Copy the rows below verbatim, starting with the very first one and stopping after the line that contains "notice-top-right [406, 20, 789, 498]".

#### DATA FOR THIS EXERCISE ####

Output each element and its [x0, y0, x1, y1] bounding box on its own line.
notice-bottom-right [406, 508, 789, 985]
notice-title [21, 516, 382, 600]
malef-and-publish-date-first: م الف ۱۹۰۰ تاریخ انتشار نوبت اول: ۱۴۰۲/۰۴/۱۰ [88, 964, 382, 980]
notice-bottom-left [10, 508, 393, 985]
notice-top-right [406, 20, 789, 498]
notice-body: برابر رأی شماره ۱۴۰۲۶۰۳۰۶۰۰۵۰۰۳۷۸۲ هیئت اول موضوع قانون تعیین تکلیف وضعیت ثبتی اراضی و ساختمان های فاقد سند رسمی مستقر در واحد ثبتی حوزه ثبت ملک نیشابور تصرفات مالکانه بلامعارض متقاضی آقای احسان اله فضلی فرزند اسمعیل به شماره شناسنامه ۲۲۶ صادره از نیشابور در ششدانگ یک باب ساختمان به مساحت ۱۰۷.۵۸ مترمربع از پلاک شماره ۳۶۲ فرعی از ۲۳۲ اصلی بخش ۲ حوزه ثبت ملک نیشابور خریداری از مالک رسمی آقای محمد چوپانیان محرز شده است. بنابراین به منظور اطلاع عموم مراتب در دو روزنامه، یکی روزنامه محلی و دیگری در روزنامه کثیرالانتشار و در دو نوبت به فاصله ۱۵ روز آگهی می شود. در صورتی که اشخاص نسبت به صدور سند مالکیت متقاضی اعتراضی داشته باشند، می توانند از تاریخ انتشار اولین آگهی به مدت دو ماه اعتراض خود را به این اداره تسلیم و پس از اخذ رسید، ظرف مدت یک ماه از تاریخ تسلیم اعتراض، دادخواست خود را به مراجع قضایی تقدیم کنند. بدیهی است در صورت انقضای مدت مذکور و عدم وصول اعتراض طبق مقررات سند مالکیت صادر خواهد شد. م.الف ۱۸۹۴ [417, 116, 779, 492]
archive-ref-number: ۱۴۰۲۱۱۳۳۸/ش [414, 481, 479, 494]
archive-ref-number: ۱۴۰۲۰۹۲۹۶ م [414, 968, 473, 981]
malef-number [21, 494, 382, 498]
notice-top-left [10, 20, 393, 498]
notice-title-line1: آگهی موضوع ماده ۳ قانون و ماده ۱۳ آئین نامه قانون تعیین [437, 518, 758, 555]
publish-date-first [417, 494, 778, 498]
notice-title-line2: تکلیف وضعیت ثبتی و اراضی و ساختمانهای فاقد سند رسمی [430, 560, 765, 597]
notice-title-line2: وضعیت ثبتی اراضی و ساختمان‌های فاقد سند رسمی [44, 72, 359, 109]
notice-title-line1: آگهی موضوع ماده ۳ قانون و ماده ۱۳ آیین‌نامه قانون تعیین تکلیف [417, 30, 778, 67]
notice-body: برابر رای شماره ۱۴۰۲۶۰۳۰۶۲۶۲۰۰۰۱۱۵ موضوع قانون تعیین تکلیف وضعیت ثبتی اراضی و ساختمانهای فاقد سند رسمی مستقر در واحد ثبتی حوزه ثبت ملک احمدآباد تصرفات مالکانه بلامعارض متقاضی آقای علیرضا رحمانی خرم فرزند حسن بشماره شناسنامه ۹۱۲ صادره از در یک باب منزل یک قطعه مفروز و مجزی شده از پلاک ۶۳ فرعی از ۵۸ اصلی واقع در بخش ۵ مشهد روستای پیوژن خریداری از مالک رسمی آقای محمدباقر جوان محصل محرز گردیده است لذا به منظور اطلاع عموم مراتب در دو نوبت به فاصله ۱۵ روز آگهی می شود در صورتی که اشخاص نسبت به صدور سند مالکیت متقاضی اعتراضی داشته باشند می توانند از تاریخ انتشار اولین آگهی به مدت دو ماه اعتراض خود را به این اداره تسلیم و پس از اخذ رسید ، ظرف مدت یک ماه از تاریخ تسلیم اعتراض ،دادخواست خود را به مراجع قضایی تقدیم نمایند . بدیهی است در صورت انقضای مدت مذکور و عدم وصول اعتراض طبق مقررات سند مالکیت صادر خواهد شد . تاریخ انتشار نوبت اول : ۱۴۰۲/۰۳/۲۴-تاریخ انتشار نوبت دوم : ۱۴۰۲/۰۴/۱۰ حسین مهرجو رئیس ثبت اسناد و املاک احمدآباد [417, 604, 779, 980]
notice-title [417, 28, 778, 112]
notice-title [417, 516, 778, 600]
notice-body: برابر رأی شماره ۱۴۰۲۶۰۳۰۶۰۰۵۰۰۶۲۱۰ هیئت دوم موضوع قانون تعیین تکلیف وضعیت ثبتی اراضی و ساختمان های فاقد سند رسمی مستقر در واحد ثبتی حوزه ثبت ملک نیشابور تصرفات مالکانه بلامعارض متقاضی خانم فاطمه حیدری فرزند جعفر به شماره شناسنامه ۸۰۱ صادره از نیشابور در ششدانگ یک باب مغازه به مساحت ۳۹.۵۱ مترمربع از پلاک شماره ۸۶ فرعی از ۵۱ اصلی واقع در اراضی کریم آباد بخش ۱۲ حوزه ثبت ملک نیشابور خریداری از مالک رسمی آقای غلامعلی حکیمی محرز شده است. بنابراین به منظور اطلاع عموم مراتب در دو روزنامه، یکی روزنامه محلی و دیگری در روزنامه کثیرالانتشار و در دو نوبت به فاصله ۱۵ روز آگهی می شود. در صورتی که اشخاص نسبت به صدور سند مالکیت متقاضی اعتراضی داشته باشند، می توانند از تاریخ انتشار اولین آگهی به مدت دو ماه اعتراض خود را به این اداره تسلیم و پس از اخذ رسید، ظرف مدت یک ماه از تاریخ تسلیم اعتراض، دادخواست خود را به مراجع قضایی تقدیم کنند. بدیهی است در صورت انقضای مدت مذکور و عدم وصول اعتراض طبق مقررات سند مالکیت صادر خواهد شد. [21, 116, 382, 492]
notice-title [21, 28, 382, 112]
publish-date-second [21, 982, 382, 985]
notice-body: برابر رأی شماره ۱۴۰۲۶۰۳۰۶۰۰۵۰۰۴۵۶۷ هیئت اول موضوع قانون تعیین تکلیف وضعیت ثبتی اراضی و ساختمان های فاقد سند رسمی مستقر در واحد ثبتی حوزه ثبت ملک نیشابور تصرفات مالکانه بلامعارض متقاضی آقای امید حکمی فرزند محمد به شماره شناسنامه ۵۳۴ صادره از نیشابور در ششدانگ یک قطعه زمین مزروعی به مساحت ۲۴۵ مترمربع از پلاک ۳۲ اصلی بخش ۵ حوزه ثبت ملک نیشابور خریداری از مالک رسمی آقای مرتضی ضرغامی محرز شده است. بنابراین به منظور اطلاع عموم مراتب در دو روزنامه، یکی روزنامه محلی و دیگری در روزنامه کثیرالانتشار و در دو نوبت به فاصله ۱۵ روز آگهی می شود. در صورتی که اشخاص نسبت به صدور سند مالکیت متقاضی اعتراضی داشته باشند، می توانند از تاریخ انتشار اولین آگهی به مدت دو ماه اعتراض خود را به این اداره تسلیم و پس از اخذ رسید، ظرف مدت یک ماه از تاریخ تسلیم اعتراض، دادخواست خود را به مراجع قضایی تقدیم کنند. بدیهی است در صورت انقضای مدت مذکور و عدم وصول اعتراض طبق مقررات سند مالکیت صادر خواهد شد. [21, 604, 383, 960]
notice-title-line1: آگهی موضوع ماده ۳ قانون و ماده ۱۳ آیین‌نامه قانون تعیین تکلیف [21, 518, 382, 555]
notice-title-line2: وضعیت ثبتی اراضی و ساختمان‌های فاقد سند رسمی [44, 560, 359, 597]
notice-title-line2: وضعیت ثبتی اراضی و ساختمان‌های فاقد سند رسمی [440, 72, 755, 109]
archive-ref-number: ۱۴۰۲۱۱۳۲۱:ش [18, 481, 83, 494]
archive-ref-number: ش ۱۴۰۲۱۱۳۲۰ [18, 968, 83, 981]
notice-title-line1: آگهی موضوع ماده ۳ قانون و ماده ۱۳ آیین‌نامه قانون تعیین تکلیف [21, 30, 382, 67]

####

#### [EXERCISE ANSWER]
Output each element and its [x0, y0, x1, y1] bounding box on its own line.
notice-bottom-right [406, 508, 789, 985]
notice-title [21, 516, 382, 600]
malef-and-publish-date-first: م الف ۱۹۰۰ تاریخ انتشار نوبت اول: ۱۴۰۲/۰۴/۱۰ [88, 964, 382, 980]
notice-bottom-left [10, 508, 393, 985]
notice-top-right [406, 20, 789, 498]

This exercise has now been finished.